Your instructions –
Copy out every line in which the string "Одобрявате" occurs.

Chart and figure data –

###

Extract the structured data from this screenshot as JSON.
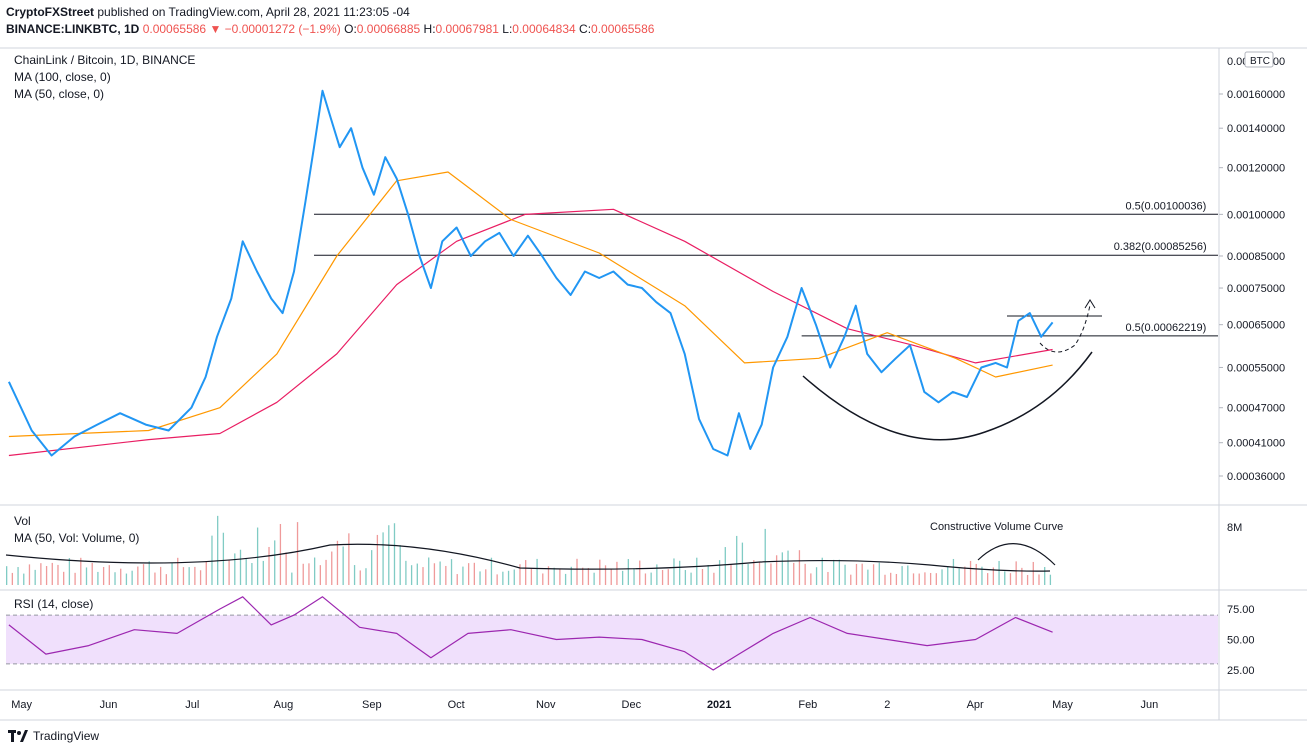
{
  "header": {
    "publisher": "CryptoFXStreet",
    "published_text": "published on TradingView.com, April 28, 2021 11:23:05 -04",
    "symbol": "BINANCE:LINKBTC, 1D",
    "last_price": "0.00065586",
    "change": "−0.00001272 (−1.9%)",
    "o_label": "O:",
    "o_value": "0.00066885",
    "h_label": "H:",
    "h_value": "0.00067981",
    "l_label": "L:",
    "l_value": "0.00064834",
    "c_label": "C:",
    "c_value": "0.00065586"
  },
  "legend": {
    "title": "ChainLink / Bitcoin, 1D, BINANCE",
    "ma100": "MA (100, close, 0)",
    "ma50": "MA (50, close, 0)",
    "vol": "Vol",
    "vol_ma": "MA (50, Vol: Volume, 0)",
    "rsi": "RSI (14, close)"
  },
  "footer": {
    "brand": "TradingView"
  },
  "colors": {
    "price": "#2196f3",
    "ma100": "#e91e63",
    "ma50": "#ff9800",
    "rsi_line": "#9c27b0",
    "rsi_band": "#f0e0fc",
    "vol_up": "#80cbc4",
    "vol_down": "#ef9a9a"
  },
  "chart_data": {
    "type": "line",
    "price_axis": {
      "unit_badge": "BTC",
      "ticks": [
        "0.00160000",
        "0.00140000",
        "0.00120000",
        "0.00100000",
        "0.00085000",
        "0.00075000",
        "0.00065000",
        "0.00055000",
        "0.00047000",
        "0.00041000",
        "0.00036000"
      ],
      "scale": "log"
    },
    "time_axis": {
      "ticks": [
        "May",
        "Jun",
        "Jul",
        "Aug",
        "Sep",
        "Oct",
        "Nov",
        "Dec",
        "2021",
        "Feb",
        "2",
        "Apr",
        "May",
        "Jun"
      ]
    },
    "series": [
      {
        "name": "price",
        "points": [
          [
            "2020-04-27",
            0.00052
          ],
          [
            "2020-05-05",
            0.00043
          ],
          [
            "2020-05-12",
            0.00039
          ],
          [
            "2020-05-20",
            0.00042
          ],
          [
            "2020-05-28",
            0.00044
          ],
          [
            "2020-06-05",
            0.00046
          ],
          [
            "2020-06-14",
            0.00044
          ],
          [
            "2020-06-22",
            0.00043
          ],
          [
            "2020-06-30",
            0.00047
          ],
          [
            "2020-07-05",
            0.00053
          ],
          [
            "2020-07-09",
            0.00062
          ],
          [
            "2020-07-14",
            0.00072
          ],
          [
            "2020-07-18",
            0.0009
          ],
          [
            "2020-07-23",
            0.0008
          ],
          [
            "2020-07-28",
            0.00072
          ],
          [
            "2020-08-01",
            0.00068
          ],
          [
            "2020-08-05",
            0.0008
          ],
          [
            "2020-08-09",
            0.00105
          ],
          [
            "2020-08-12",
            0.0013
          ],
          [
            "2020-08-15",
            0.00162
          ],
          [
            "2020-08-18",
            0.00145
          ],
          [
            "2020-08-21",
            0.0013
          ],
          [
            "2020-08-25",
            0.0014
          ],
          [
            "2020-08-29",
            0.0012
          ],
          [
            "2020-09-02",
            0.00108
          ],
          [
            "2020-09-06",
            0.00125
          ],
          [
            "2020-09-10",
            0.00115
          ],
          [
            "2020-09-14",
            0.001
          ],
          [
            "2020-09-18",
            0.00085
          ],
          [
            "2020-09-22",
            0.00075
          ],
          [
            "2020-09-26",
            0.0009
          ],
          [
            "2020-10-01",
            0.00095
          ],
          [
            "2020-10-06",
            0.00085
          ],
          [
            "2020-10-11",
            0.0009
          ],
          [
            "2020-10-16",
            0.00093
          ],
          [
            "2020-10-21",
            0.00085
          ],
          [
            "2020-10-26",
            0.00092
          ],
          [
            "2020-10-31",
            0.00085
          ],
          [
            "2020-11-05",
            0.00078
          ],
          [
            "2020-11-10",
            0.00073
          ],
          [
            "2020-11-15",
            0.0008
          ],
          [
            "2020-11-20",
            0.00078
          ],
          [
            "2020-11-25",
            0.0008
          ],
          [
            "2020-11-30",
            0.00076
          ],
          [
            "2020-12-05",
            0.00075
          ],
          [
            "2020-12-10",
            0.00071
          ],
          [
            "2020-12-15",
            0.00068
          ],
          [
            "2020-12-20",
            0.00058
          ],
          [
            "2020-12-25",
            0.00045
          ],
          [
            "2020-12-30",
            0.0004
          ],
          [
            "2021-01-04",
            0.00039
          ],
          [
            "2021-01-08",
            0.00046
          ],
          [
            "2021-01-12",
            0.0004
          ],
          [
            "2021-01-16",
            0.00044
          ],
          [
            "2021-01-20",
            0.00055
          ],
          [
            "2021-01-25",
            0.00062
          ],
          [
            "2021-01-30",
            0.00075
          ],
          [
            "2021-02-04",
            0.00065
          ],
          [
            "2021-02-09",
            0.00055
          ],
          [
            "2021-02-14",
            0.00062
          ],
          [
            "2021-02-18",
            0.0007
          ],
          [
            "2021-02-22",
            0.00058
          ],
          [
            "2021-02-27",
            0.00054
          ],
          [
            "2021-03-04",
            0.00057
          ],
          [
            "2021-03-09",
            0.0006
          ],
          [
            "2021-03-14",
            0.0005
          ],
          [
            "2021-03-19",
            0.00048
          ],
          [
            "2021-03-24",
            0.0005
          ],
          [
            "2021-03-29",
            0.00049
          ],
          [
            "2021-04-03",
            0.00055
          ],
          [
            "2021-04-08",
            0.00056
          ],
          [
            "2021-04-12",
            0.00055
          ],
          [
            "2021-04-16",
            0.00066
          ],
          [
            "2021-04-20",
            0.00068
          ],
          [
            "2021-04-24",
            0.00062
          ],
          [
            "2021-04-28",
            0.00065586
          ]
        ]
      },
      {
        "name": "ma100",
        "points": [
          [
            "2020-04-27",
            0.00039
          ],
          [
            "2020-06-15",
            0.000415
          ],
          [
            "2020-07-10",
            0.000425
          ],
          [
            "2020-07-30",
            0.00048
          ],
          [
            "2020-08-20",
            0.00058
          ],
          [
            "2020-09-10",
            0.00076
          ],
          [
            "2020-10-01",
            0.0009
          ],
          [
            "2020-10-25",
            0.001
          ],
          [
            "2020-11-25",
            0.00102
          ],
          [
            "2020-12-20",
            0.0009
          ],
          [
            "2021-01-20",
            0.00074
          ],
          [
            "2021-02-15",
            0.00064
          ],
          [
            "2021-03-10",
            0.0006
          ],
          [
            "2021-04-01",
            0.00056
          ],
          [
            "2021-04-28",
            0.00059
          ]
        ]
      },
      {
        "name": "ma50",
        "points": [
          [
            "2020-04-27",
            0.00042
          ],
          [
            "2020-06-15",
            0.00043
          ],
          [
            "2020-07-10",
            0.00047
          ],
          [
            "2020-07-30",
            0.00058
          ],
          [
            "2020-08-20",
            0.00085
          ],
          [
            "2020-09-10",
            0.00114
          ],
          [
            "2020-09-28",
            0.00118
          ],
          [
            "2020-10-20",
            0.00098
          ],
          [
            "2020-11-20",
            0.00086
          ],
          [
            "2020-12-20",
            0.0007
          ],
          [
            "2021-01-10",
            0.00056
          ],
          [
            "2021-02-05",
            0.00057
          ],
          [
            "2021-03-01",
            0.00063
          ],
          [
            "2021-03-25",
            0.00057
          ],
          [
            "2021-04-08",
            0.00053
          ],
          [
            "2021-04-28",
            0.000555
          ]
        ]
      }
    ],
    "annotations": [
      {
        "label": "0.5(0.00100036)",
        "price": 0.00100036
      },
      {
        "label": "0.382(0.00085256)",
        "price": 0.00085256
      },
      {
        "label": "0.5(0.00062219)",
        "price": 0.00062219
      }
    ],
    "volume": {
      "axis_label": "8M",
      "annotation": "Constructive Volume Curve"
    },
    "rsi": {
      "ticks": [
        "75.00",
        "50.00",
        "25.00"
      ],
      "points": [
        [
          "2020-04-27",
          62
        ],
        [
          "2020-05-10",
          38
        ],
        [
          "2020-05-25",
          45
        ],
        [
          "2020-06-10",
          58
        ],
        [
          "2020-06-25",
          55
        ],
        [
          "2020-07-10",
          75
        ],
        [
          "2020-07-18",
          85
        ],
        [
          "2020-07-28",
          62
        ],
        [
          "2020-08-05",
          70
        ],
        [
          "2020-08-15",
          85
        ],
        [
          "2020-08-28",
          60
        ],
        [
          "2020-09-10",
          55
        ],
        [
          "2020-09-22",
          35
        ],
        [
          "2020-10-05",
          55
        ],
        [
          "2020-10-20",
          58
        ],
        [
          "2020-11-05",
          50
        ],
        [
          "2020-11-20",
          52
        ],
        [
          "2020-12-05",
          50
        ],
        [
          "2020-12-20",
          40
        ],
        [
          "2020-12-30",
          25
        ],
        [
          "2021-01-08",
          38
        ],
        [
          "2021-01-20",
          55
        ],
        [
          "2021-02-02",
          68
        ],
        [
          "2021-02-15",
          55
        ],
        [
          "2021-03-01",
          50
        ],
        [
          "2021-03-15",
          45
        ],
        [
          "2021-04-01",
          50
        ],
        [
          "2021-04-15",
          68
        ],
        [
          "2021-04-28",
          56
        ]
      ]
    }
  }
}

###

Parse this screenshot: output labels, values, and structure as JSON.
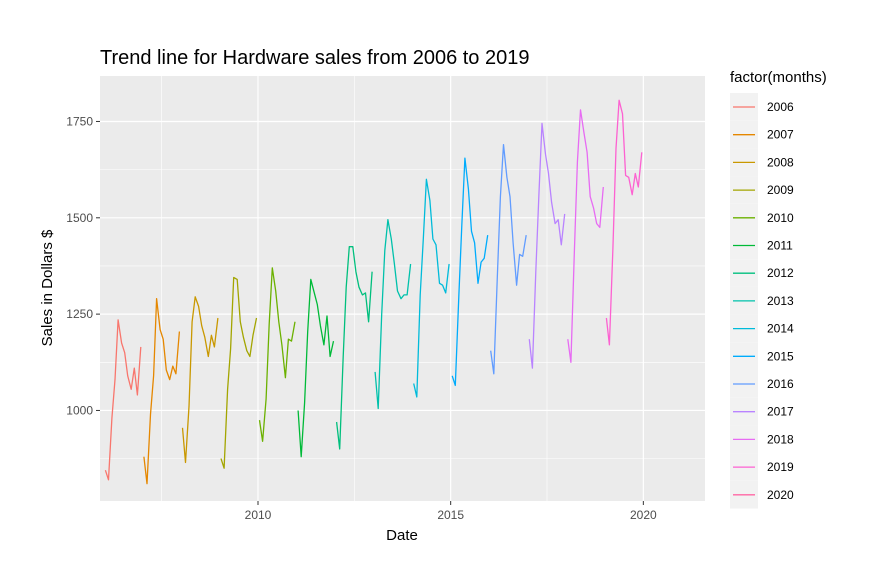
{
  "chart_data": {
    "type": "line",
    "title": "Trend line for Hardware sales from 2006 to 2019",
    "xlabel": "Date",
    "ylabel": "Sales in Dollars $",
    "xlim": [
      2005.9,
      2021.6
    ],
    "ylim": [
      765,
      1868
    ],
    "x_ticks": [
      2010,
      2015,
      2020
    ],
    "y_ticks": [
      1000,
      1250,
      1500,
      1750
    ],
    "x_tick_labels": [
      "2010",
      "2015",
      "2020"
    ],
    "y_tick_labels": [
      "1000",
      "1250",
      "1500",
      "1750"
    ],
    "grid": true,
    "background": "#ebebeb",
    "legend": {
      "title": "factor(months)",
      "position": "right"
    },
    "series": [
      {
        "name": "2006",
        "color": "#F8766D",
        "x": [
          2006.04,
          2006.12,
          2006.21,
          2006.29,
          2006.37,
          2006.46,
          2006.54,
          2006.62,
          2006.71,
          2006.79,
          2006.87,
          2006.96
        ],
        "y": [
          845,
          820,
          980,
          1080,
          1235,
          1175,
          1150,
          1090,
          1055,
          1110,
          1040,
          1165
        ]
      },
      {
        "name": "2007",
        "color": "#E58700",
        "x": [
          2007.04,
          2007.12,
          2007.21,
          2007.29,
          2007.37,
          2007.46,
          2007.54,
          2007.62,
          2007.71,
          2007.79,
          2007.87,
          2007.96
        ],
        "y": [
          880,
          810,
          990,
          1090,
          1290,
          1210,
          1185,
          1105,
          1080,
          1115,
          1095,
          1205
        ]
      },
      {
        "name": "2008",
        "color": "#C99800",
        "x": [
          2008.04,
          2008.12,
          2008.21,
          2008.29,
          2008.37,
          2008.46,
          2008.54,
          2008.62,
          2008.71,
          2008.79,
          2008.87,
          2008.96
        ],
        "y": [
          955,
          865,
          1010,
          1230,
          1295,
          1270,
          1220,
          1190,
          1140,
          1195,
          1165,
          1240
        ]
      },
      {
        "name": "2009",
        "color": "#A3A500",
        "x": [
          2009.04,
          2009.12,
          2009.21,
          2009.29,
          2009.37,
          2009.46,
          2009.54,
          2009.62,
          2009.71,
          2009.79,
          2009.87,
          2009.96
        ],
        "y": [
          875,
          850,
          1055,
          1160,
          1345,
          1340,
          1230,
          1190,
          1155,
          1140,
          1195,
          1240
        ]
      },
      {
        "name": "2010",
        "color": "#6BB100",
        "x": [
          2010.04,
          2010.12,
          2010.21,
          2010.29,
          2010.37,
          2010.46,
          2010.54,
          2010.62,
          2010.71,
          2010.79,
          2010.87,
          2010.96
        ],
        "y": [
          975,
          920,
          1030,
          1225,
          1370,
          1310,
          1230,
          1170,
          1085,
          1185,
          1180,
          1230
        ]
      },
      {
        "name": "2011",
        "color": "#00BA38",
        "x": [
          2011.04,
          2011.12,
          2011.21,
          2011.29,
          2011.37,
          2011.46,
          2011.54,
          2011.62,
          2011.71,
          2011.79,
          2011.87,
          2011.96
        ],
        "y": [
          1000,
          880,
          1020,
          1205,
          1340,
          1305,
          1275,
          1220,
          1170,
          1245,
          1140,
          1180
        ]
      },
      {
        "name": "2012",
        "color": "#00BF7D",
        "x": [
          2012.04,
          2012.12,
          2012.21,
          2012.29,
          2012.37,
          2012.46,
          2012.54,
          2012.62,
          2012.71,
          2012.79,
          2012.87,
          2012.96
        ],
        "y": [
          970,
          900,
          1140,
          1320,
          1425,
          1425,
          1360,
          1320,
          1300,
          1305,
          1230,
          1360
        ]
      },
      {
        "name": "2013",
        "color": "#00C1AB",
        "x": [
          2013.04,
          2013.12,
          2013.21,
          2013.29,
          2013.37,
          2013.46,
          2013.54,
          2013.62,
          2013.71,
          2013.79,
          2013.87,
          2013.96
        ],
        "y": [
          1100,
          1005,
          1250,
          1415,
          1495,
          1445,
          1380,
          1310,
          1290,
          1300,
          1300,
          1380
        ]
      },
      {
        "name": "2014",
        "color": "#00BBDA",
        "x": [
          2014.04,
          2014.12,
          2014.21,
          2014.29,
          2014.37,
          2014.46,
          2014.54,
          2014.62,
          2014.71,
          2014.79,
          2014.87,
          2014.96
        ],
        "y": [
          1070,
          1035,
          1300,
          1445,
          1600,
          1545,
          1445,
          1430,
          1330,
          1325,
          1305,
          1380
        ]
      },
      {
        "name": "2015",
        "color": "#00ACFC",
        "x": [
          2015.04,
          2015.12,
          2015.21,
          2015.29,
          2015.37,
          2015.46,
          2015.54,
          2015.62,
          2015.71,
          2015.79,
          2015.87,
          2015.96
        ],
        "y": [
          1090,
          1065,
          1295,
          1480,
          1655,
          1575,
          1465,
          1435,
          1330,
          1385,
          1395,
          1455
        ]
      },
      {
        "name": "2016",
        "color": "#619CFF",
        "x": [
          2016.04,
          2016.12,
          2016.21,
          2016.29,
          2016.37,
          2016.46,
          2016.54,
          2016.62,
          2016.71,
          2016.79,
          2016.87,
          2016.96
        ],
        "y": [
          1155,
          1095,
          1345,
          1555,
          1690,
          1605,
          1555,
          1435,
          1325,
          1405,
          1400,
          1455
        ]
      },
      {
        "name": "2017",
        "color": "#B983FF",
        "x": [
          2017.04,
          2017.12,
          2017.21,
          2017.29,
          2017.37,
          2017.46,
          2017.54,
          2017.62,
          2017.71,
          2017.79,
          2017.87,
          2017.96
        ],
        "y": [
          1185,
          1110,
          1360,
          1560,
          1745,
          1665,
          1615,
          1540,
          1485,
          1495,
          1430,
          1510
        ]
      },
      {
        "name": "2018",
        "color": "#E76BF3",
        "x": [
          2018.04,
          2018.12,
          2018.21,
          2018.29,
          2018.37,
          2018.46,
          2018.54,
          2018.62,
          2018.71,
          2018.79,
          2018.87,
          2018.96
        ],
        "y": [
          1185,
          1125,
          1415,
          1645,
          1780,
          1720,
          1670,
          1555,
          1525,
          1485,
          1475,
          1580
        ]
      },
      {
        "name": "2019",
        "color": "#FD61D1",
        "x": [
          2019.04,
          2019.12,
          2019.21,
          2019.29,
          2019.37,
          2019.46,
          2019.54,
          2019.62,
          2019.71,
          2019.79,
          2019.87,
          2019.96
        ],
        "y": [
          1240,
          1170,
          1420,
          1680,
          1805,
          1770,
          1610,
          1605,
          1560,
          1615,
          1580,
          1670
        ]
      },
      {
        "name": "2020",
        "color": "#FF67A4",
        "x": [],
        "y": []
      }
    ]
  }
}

###

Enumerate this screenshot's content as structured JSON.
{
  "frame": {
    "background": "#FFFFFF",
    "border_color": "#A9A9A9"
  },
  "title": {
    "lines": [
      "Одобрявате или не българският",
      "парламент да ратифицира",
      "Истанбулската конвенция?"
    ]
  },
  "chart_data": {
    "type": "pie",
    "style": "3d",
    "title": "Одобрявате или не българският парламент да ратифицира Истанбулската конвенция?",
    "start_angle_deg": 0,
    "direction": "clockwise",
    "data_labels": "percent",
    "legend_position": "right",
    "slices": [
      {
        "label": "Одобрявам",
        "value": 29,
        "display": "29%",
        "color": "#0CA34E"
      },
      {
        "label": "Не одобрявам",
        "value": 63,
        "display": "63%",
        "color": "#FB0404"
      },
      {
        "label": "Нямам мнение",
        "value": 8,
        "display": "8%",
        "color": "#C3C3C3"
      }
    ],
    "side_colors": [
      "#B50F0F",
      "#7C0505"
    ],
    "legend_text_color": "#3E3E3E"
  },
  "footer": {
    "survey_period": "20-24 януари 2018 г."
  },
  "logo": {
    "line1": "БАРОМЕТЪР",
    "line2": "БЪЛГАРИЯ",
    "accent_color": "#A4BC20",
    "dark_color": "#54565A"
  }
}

###

Task output –
      "Одобрявате или не българският",
    "title": "Одобрявате или не българският парламент да ратифицира Истанбулската конвенция?",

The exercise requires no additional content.